--- start of PROVIDED ENTRIES ---
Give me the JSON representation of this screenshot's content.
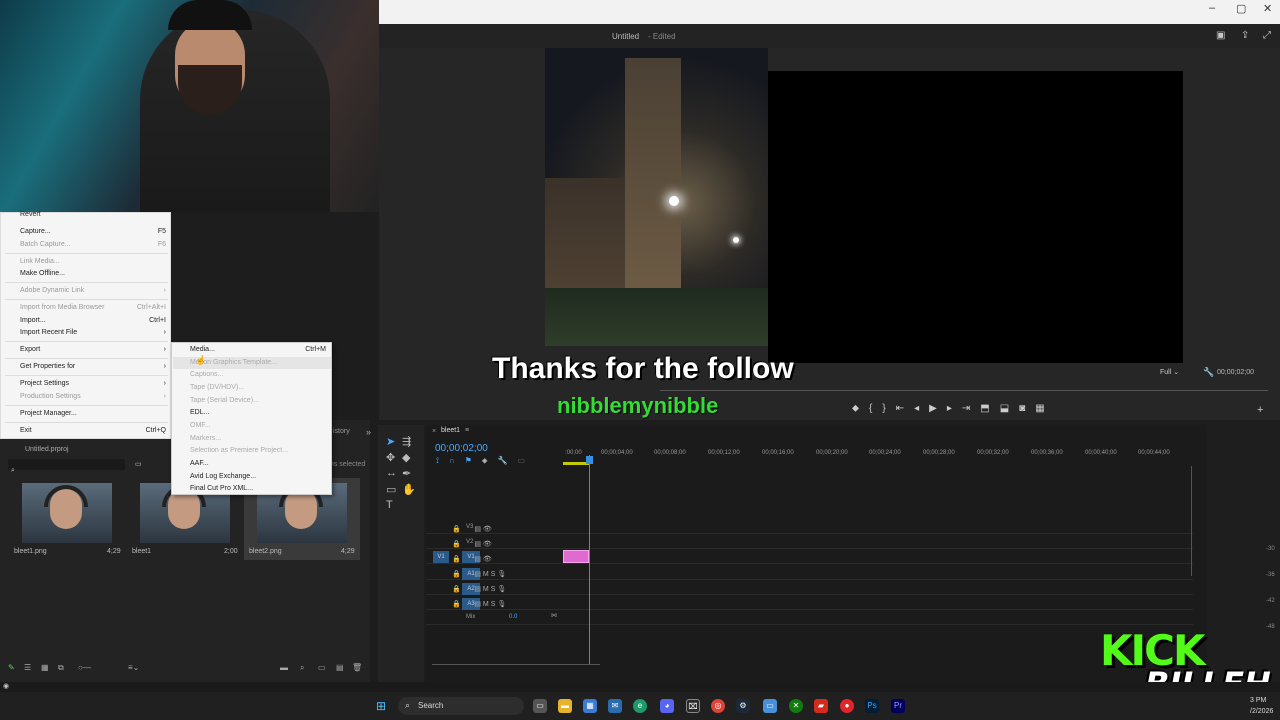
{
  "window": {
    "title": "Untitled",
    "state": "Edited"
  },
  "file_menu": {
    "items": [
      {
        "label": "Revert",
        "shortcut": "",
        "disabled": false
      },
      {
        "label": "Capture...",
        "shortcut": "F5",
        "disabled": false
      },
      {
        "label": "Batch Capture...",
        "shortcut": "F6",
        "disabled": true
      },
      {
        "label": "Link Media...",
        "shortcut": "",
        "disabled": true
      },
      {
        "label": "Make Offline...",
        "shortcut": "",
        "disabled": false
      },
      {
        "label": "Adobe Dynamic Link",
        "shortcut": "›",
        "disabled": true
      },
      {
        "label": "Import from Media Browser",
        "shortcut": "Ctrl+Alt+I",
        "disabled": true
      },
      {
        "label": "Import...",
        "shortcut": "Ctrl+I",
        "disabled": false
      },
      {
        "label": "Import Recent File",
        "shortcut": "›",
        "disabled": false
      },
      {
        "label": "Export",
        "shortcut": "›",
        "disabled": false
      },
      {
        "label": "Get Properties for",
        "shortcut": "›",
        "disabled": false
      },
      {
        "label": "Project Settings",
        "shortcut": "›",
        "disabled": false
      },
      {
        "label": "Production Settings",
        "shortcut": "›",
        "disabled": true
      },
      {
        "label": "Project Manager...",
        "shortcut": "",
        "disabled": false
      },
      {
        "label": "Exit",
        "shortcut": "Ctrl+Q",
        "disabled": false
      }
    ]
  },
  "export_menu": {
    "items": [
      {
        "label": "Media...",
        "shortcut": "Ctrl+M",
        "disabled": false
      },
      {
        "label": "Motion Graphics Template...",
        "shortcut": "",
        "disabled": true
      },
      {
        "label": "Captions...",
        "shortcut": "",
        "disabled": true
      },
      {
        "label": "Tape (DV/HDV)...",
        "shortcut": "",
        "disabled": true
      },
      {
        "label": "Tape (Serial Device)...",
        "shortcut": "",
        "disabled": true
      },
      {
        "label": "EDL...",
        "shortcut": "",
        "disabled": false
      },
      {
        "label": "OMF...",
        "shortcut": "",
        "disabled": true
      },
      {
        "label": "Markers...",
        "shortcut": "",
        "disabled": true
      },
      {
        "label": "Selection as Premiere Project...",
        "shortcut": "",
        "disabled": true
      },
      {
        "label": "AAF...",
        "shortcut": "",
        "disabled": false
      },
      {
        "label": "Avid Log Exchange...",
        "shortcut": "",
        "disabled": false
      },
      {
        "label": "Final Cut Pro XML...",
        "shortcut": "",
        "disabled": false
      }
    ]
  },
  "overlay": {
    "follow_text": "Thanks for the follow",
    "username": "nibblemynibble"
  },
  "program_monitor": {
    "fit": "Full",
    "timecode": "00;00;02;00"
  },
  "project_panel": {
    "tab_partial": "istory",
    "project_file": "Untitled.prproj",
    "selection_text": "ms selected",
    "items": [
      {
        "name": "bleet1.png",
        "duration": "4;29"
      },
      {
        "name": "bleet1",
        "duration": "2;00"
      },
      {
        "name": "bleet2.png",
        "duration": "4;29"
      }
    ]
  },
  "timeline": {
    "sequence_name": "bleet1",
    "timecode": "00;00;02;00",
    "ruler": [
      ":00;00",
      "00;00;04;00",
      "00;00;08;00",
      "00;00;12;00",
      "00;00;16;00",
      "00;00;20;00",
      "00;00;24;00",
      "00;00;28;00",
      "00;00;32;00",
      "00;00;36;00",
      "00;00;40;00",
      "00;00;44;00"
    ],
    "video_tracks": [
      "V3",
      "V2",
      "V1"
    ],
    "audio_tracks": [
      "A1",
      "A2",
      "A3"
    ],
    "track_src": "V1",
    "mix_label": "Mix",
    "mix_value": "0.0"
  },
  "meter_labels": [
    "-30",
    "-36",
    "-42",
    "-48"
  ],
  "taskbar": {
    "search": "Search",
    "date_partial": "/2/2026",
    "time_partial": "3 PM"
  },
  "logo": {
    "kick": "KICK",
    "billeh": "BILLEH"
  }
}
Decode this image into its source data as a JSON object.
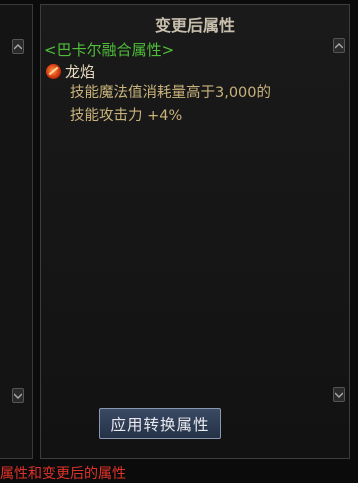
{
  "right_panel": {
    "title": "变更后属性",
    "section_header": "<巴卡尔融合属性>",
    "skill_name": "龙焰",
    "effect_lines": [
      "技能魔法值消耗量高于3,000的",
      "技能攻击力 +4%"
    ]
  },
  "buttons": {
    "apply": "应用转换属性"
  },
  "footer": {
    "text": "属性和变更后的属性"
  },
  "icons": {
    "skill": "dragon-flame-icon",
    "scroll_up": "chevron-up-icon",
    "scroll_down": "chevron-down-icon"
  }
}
--- end of PROVIDED ENTRIES ---
--- start of PROVIDED ENTRIES ---
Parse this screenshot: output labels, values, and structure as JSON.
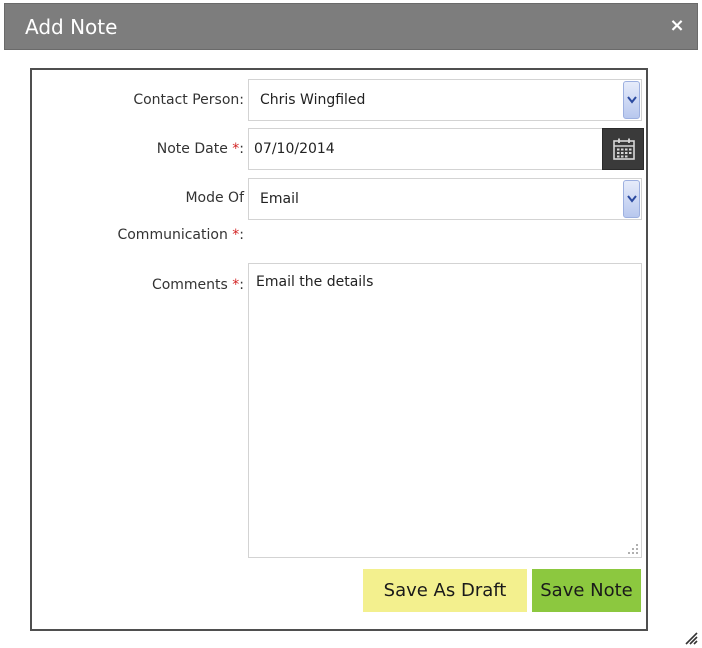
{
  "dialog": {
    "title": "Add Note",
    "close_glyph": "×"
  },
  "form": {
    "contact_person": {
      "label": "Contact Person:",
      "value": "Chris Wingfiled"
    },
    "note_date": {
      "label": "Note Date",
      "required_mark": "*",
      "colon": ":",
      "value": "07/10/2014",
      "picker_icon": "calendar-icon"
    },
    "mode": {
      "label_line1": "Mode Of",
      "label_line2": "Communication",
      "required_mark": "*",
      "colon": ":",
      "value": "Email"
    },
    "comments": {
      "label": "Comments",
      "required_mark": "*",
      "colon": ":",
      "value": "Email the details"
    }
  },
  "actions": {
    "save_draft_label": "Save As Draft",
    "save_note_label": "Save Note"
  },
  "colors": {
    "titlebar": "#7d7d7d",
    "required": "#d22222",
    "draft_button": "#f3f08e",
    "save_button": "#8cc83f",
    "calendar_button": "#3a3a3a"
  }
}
--- end of PROVIDED ENTRIES ---
> _WHAT IS BEING ASKED_:
From the entries, report each line that includes the word "Media".

> _WRITTEN RESPONSE_:
        "label": "Link Media...",
        "label": "Import from Media Browser",
        "label": "Media...",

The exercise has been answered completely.